Records from a collection>
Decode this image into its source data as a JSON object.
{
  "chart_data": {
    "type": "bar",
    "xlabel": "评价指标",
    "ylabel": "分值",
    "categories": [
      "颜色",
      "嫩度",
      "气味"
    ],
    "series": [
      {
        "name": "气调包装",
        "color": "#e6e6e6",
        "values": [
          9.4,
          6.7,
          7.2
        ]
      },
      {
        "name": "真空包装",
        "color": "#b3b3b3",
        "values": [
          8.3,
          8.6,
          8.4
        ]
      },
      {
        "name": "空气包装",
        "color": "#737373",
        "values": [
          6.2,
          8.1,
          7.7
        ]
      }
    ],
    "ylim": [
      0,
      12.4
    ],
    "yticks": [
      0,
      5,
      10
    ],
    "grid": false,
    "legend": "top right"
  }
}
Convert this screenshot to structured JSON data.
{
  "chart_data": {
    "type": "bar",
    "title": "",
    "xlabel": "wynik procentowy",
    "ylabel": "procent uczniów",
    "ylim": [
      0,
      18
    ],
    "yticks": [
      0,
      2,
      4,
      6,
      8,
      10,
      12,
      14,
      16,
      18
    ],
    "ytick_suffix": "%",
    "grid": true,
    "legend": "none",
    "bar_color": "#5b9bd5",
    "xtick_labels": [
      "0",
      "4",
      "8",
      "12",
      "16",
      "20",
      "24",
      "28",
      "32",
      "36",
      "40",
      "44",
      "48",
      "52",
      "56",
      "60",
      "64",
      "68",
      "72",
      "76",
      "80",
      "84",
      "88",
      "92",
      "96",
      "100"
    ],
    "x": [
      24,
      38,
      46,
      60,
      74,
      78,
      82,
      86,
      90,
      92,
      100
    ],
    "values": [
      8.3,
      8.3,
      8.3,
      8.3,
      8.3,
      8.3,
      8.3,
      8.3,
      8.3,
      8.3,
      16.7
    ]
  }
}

Direction> Of the lines in the listing, how many hold the word "JSON"? Nothing but the number is needed.

Exercise solution> 2